Instructions for the task
Pick out the lines below with "было" and list them.
****
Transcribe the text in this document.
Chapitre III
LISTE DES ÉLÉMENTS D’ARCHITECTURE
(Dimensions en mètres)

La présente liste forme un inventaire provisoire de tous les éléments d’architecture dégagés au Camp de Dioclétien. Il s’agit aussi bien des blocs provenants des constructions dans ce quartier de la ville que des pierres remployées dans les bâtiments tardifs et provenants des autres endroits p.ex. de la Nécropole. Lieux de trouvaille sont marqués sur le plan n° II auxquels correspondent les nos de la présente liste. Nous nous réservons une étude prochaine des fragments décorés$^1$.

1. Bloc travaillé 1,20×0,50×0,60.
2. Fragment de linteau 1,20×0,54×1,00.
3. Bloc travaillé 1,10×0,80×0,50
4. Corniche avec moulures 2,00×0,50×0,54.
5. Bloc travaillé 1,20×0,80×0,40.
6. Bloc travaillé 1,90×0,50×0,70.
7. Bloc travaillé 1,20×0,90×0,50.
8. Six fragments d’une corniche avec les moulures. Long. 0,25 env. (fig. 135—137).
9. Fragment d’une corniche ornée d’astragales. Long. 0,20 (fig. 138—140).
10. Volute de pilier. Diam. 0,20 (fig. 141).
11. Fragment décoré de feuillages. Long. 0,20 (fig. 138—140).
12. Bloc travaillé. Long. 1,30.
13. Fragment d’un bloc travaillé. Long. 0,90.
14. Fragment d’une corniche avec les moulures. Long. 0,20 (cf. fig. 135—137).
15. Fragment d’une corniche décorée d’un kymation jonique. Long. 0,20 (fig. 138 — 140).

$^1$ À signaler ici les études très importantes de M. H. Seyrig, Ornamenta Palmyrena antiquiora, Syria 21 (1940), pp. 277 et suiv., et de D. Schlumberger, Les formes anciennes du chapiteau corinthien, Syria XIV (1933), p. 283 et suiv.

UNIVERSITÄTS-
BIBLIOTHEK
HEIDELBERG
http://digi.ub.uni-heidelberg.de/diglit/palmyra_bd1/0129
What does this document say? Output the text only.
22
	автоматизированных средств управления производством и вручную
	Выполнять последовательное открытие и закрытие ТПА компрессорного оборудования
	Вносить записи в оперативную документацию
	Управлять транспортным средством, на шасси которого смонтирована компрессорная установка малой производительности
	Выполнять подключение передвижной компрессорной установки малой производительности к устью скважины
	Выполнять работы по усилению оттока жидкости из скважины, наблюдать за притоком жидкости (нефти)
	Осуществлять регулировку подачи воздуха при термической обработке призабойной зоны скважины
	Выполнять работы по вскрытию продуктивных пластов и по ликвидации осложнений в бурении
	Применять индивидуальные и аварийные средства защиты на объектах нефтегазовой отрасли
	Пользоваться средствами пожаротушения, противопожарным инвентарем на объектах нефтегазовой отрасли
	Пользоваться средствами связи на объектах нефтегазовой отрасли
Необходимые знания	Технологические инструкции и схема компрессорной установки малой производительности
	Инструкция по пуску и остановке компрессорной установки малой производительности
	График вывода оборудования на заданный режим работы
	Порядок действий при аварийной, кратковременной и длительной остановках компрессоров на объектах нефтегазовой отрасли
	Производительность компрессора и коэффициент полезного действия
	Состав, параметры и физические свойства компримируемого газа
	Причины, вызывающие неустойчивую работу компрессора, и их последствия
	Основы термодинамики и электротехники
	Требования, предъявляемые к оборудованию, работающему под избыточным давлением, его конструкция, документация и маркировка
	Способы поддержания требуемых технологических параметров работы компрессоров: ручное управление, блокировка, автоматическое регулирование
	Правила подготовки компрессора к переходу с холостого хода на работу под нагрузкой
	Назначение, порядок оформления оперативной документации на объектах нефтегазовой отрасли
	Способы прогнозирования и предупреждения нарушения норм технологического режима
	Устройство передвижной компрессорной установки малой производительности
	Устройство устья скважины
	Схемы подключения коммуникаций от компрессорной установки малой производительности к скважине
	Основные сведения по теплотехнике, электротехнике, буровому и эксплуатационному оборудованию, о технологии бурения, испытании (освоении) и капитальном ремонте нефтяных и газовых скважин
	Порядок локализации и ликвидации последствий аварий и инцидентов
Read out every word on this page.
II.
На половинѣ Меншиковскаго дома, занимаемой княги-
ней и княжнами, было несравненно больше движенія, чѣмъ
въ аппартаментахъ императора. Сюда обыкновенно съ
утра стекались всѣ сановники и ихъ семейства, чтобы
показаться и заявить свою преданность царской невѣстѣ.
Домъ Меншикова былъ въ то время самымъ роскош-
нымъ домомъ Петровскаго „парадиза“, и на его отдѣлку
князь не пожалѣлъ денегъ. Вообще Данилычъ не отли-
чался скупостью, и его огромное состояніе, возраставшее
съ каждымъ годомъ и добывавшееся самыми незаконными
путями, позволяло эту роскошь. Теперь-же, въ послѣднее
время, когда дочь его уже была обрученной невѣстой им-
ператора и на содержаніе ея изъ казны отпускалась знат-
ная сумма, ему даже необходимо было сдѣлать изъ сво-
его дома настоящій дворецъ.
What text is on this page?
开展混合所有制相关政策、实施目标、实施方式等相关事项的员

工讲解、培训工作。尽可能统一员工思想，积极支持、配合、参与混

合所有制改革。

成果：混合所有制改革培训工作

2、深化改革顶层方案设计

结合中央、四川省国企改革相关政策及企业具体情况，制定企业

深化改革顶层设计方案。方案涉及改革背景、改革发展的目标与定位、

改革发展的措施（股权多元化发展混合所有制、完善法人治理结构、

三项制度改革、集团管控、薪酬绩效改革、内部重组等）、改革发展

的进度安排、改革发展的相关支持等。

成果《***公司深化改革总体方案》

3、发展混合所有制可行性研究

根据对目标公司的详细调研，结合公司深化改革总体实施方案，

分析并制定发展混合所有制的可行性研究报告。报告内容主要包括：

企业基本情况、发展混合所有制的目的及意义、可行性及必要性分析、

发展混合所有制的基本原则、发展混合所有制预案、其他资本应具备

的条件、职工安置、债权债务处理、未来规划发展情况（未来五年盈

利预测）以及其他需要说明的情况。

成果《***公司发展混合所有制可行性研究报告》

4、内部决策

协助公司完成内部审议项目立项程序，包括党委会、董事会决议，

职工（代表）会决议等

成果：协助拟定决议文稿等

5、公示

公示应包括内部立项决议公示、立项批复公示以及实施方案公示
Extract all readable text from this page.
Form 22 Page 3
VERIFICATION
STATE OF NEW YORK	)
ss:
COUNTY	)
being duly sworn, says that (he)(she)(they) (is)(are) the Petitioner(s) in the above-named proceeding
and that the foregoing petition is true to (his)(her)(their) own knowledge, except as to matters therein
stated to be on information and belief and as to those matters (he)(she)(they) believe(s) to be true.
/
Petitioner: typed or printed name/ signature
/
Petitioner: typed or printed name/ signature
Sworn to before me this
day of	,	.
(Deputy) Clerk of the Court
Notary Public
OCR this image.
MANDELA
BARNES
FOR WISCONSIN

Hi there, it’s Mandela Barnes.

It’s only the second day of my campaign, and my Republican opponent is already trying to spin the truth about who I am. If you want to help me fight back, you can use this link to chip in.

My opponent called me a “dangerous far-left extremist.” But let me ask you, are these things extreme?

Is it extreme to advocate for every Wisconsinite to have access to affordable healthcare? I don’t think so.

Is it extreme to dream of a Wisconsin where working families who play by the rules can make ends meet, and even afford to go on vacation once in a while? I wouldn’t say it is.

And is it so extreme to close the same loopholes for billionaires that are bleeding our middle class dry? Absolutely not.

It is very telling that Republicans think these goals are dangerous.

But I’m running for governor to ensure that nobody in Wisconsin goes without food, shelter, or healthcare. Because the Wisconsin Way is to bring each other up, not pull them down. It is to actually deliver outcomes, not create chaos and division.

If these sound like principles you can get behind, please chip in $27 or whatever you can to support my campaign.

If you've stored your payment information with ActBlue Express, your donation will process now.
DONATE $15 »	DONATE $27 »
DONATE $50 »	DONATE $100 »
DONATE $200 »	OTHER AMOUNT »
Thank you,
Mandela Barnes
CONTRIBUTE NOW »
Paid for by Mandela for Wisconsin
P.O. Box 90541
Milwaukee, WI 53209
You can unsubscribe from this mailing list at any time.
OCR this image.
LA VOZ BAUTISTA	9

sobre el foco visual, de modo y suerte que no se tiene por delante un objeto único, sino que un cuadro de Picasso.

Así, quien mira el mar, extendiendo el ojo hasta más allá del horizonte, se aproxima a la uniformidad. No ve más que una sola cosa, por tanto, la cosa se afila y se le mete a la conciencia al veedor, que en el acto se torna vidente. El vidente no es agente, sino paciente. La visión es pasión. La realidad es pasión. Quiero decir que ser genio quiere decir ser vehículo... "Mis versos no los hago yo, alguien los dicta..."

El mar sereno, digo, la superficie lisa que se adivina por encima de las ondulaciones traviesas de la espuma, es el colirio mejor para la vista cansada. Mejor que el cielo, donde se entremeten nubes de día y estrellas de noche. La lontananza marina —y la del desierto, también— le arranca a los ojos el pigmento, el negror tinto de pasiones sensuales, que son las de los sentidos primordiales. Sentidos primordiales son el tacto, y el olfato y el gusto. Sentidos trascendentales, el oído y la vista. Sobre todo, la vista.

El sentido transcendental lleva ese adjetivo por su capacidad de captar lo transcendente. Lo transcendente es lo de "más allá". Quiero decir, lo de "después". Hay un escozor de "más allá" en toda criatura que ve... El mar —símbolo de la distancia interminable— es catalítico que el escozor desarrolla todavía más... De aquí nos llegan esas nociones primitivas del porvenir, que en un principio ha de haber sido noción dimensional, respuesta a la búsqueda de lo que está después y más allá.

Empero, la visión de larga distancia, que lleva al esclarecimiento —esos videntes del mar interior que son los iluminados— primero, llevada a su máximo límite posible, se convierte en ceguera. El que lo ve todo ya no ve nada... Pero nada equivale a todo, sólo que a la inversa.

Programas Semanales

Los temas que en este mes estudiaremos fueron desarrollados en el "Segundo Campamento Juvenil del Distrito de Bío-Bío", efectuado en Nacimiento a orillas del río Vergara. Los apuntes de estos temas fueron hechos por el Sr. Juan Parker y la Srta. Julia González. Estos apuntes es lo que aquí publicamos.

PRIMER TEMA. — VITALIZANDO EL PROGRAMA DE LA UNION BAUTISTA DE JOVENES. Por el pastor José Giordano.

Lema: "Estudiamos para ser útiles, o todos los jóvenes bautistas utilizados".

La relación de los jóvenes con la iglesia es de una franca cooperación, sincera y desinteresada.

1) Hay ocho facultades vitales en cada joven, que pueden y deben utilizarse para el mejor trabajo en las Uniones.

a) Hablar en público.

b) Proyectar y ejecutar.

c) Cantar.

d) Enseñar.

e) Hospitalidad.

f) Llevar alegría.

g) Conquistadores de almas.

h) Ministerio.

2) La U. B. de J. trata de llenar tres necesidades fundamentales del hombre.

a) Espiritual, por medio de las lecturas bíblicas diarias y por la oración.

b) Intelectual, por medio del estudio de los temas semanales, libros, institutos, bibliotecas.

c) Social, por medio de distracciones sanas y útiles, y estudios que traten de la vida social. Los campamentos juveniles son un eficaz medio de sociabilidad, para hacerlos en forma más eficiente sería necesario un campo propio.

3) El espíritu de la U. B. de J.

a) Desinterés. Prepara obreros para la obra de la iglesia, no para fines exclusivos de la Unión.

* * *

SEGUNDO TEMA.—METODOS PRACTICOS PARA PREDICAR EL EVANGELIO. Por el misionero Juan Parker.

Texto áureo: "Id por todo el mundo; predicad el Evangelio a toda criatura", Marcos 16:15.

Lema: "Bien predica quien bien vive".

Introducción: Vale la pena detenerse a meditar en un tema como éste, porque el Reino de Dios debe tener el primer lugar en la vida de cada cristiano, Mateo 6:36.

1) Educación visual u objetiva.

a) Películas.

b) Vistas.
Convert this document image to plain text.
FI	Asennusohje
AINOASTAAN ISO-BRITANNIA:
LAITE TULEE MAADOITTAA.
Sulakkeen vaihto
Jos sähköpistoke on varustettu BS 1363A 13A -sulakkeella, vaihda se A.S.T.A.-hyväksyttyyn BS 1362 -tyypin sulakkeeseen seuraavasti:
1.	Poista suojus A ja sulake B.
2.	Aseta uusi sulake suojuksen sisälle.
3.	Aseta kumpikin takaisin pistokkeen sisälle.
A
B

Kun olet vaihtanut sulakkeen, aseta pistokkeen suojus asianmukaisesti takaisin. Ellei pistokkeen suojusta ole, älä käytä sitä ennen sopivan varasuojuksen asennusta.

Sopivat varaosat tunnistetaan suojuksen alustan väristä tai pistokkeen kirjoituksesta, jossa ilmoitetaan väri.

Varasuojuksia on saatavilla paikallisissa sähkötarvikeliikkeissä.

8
****
Answer to this task
ней и княжнами, было несравненно больше движенія, чѣмъ
ная сумма, ему даже необходимо было сдѣлать изъ сво-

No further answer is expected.